Below is something I posted in response to the comments of a seemingly ignorant priest on another website. I don't think I would have been quite as bothered by what he said if it weren't for the fact that he proffered no reasoning whatsoever for his dismissal of the WRite, and it just seemed to be born out of fear of the unknown, or the idea often come across in some Orthodox circles that anything west of Byzantium is of the devil.
I doubt of the "western Orthodoxy" and its "western Rites" they are really a great fall for who practice it and this is demonstrated by its serial failures.
Most of those rites are not the true rites that existed before the Great Schism in West but a medley of all kinds of things that they didn't keep any tradition with respect to Western Church previous to the Great Schism.
I doubt of the orthodoxy of these "western orthodox"
With the greatest of respect due another person and a priest, Father, I must disagree with both your sentiment and the (I assume unintentional) misrepresentation of the rites.
You would have been correct if you had said that none of the rites currently in use within WRite Orthodoxy are identical to the rites which existed in the pre-Schism Orthodox West. That is because this was never the intention, but I cannot agree with your statement that they don't keep any tradition of the Western Church prior to the Great Schism.
The point of the WRite is to restore the Orthodox Faith to the peoples of the western world using a litugical form that is accessible to them and faithful to Western Orthodox tradition. It is not about liturgical archaeology - resurrecting rites that died from use 1000 years ago. All liturgy develops and evolves. This has been the case with the ERite as well. The Liturgy of St John Chrysostom as served today is not the same as it would have been 500, 1000 years ago, and that is a living tradition.
What we have in the West today is many different Christian groups who have their liturgical and spiritual roots in developments on the classical Western liturgical shape that has its origins in Orthodoxy. We cannot resurrect the old pre-Schim rites because they are dead rites. They are not part of a living tradition with their own living spirituality and traditions as practised by the faithful. However, many, many elements of these traditions live on. For example, the Anglican Book of Common Prayer has its roots in the Sarum Rite, which is itself a development of the Liturgy of St John the Divine, which was the liturgy used in much of Britain before the Schism. Even this Liturgy of St John the Divine was done differently in various times and places. Different dioceses in England each had their own traditions, and practices, which were different from each other and from those on the continent. In Rome, the Tidentine Rite was used, which is another organic development of the pre-Schism Orthodox Liturgy. Yet all were Orthodox and all were united in the Faith of the Apostles.

=-=-=-=-=

Work required: In the post on Western Rite Orthodoxy, which rite is named as the root of the Anglican Book of Common Prayer?

=-=-=-=-=

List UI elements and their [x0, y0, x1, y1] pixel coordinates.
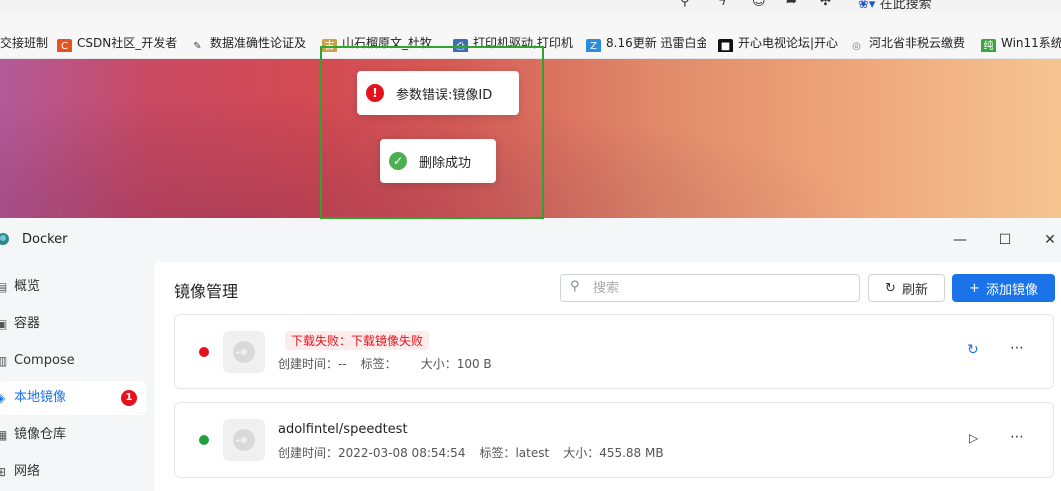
minimize-button[interactable]: — — [950, 230, 970, 250]
image-meta: 创建时间：-- 标签： 大小：100 B — [278, 357, 492, 371]
image-name: adolfintel/speedtest — [278, 422, 408, 437]
chun-icon: 纯 — [981, 39, 996, 52]
sidebar: ▤ 概览 ▣ 容器 ▥ Compose ◈ 本地镜像 1 ▦ 镜像仓库 ⊞ 网络 — [0, 262, 153, 491]
search-icon: ⚲ — [570, 279, 580, 294]
bookmark-item[interactable]: ◎ 河北省非税云缴费 — [849, 34, 969, 52]
tv-icon: ■ — [718, 39, 733, 52]
browser-toolbar: ⚲ ϟ ☺ ➦ ✣ ❀▾ 在此搜索 — [0, 0, 1061, 12]
sidebar-item-overview[interactable]: ▤ 概览 — [0, 270, 146, 304]
browser-chrome — [0, 12, 1061, 26]
status-dot — [199, 435, 209, 445]
plus-icon: + — [969, 280, 980, 296]
compose-icon: ▥ — [0, 354, 8, 368]
csdn-icon: C — [57, 39, 72, 52]
z-icon: Z — [586, 39, 601, 52]
paw-icon: ❀▾ — [858, 0, 876, 12]
retry-icon[interactable]: ↻ — [967, 342, 979, 358]
bookmark-item[interactable]: 纯 Win11系统 — [981, 34, 1061, 52]
browser-search[interactable]: ❀▾ 在此搜索 — [858, 0, 932, 12]
status-dot — [199, 347, 209, 357]
window-title: Docker — [22, 232, 68, 247]
sidebar-item-registry[interactable]: ▦ 镜像仓库 — [0, 418, 146, 452]
notification-badge: 1 — [121, 390, 137, 406]
bookmark-item[interactable]: 交接班制 — [0, 34, 48, 52]
add-image-button[interactable]: + 添加镜像 — [952, 274, 1055, 302]
sidebar-item-local-images[interactable]: ◈ 本地镜像 1 — [0, 381, 146, 415]
disk-icon — [223, 419, 265, 461]
network-icon: ⊞ — [0, 465, 7, 479]
container-icon: ▣ — [0, 317, 8, 331]
main-panel: 镜像管理 ⚲ ↻ 刷新 + 添加镜像 下载失败：下载镜像失败 创建时间：--标签… — [154, 262, 1061, 491]
feather-icon: ✎ — [193, 41, 202, 52]
bookmark-item[interactable]: Z 8.16更新 迅雷白金 — [586, 34, 706, 52]
search-field[interactable]: ⚲ — [560, 274, 860, 302]
docker-window: Docker — ☐ ✕ ▤ 概览 ▣ 容器 ▥ Compose ◈ 本地镜像 … — [0, 218, 1061, 491]
image-card: adolfintel/speedtest 创建时间：2022-03-08 08:… — [174, 402, 1054, 478]
image-icon: ◈ — [0, 391, 6, 405]
extension-icon[interactable]: ✣ — [820, 0, 831, 9]
annotation-highlight-box — [320, 46, 544, 219]
share-icon[interactable]: ➦ — [786, 0, 797, 9]
search-input[interactable] — [591, 278, 845, 298]
page-title: 镜像管理 — [174, 282, 239, 301]
bookmark-item[interactable]: C CSDN社区_开发者 — [57, 34, 177, 52]
face-icon[interactable]: ☺ — [752, 0, 766, 9]
refresh-icon: ↻ — [885, 280, 896, 296]
lightning-icon[interactable]: ϟ — [718, 0, 727, 9]
image-card: 下载失败：下载镜像失败 创建时间：-- 标签： 大小：100 B ↻ ⋯ — [174, 314, 1054, 389]
disk-icon — [223, 331, 265, 373]
close-button[interactable]: ✕ — [1040, 230, 1060, 250]
maximize-button[interactable]: ☐ — [995, 230, 1015, 250]
bookmark-item[interactable]: ■ 开心电视论坛|开心 — [718, 34, 838, 52]
more-icon[interactable]: ⋯ — [1010, 429, 1024, 445]
error-badge: 下载失败：下载镜像失败 — [285, 331, 430, 350]
window-titlebar: Docker — ☐ ✕ — [0, 218, 1061, 262]
overview-icon: ▤ — [0, 280, 8, 294]
refresh-button[interactable]: ↻ 刷新 — [868, 274, 945, 302]
registry-icon: ▦ — [0, 428, 8, 442]
play-icon[interactable]: ▷ — [969, 431, 978, 445]
sidebar-item-containers[interactable]: ▣ 容器 — [0, 307, 146, 341]
image-meta: 创建时间：2022-03-08 08:54:54 标签：latest 大小：455.… — [278, 446, 664, 460]
docker-logo-icon — [0, 233, 9, 245]
bookmark-item[interactable]: ✎ 数据准确性论证及 — [190, 34, 308, 52]
pin-icon[interactable]: ⚲ — [680, 0, 690, 9]
sidebar-item-compose[interactable]: ▥ Compose — [0, 344, 146, 378]
globe-icon: ◎ — [852, 41, 861, 52]
more-icon[interactable]: ⋯ — [1010, 340, 1024, 356]
sidebar-item-network[interactable]: ⊞ 网络 — [0, 455, 146, 489]
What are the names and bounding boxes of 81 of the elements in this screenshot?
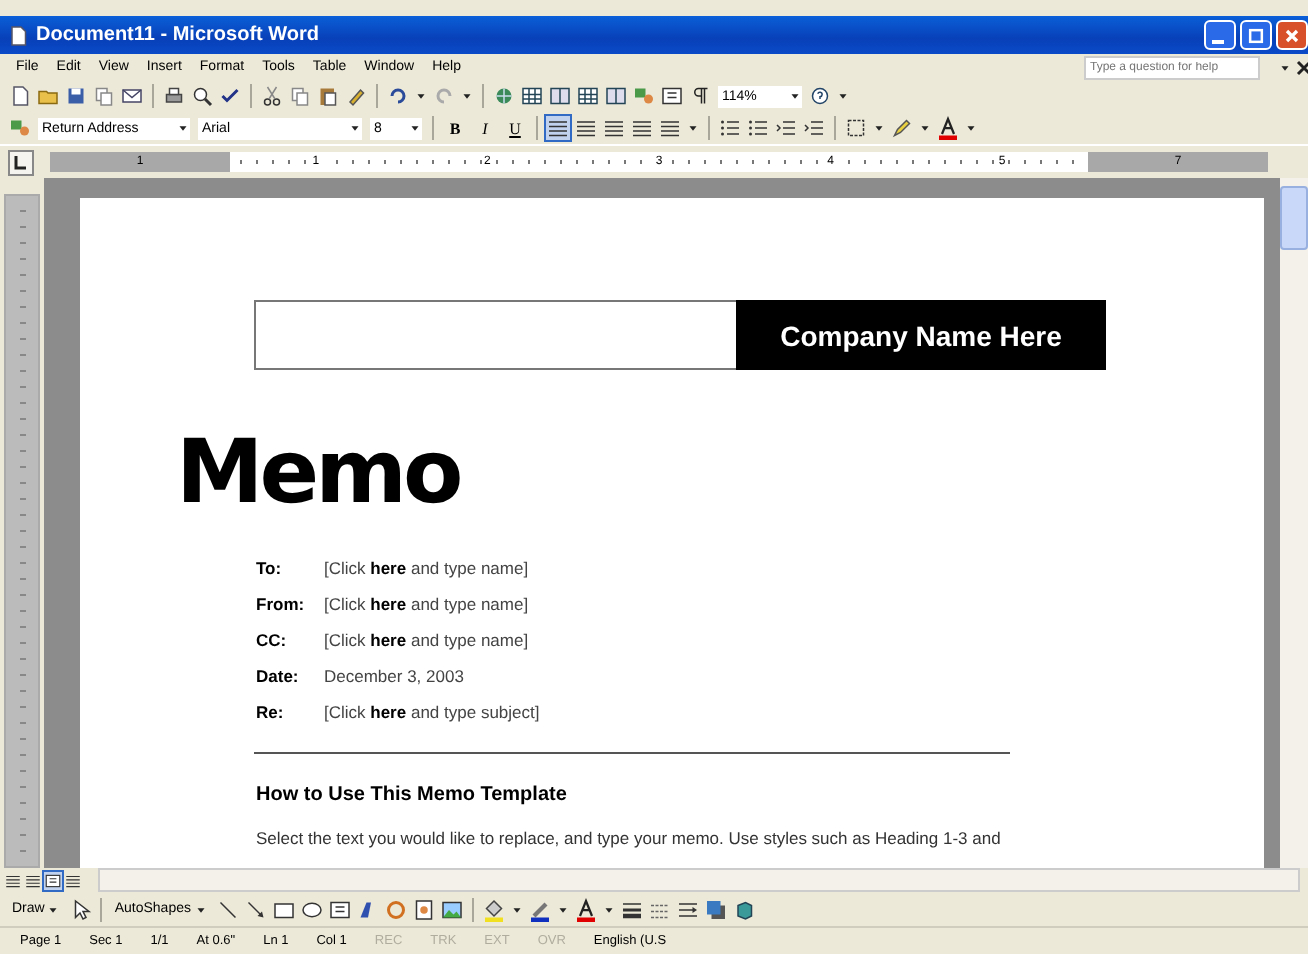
increase-indent-icon[interactable] <box>802 116 826 140</box>
caret-icon[interactable] <box>872 120 886 136</box>
company-name-banner: Company Name Here <box>736 300 1106 370</box>
rectangle-icon[interactable] <box>271 897 295 921</box>
center-icon[interactable] <box>574 116 598 140</box>
horizontal-scrollbar[interactable] <box>98 868 1300 892</box>
justify-icon[interactable] <box>630 116 654 140</box>
highlight-icon[interactable] <box>890 116 914 140</box>
caret-icon[interactable] <box>348 120 362 136</box>
cut-icon[interactable] <box>260 84 284 108</box>
close-button[interactable] <box>1276 20 1308 50</box>
align-left-icon[interactable] <box>546 116 570 140</box>
spelling-icon[interactable] <box>218 84 242 108</box>
field-value[interactable]: December 3, 2003 <box>324 664 464 688</box>
memo-title: Memo <box>176 426 462 522</box>
line-spacing-icon[interactable] <box>658 116 682 140</box>
save-icon[interactable] <box>64 84 88 108</box>
align-right-icon[interactable] <box>602 116 626 140</box>
line-color-icon[interactable] <box>527 897 551 921</box>
line-style-icon[interactable] <box>619 897 643 921</box>
print-preview-icon[interactable] <box>190 84 214 108</box>
columns-icon[interactable] <box>604 84 628 108</box>
field-value[interactable]: [Click here and type subject] <box>324 700 540 724</box>
field-value[interactable]: [Click here and type name] <box>324 556 529 580</box>
bold-button[interactable]: B <box>442 115 468 141</box>
section-heading: How to Use This Memo Template <box>256 784 569 806</box>
window-title: Document11 - Microsoft Word <box>36 24 321 46</box>
field-value[interactable]: [Click here and type name] <box>324 592 529 616</box>
decrease-indent-icon[interactable] <box>774 116 798 140</box>
undo-icon[interactable] <box>386 84 410 108</box>
document-icon <box>6 23 30 47</box>
caret-icon[interactable] <box>460 88 474 104</box>
spreadsheet-icon[interactable] <box>576 84 600 108</box>
minimize-icon <box>1212 39 1224 43</box>
field-value[interactable]: [Click here and type name] <box>324 628 529 652</box>
field-label: Date: <box>256 664 301 688</box>
caret-icon[interactable] <box>788 88 802 104</box>
arrow-icon[interactable] <box>243 897 267 921</box>
pilcrow-icon[interactable] <box>688 84 712 108</box>
oval-icon[interactable] <box>299 897 323 921</box>
format-painter-icon[interactable] <box>344 84 368 108</box>
new-document-icon[interactable] <box>8 84 32 108</box>
paste-icon[interactable] <box>316 84 340 108</box>
normal-view-icon[interactable] <box>4 871 22 889</box>
caret-icon[interactable] <box>176 120 190 136</box>
field-label: Re: <box>256 700 286 724</box>
window-icon[interactable] <box>548 84 572 108</box>
vertical-scrollbar[interactable] <box>1280 178 1308 868</box>
scroll-thumb[interactable] <box>1280 186 1308 250</box>
line-icon[interactable] <box>215 897 239 921</box>
text-box-icon[interactable] <box>327 897 351 921</box>
caret-icon[interactable] <box>918 120 932 136</box>
underline-button[interactable]: U <box>502 115 528 141</box>
help-icon[interactable] <box>808 84 832 108</box>
maximize-button[interactable] <box>1240 20 1272 50</box>
tab-selector-icon[interactable] <box>8 149 34 175</box>
field-label: To: <box>256 556 284 580</box>
email-icon[interactable] <box>120 84 144 108</box>
caret-icon[interactable] <box>964 120 978 136</box>
close-icon <box>1282 25 1302 45</box>
print-layout-icon[interactable] <box>44 871 62 889</box>
caret-icon[interactable] <box>836 88 850 104</box>
numbering-icon[interactable] <box>718 116 742 140</box>
font-color-icon[interactable] <box>573 897 597 921</box>
picture-icon[interactable] <box>439 897 463 921</box>
caret-icon[interactable] <box>686 120 700 136</box>
italic-button[interactable]: I <box>472 115 498 141</box>
field-label: From: <box>256 592 307 616</box>
maximize-icon <box>1246 25 1266 45</box>
font-color-icon[interactable] <box>936 116 960 140</box>
bullets-icon[interactable] <box>746 116 770 140</box>
minimize-button[interactable] <box>1204 20 1236 50</box>
body-paragraph: Select the text you would like to replace, and type your memo. Use styles such as Heading 1-3 and <box>256 828 1003 848</box>
table-icon[interactable] <box>520 84 544 108</box>
fill-color-icon[interactable] <box>481 897 505 921</box>
field-label: CC: <box>256 628 289 652</box>
border-icon[interactable] <box>844 116 868 140</box>
shadow-icon[interactable] <box>703 897 727 921</box>
arrow-style-icon[interactable] <box>675 897 699 921</box>
print-icon[interactable] <box>162 84 186 108</box>
text-box[interactable] <box>254 300 736 370</box>
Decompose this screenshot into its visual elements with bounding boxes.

=-=-=-=-=

Written solution: The Sarum Rite.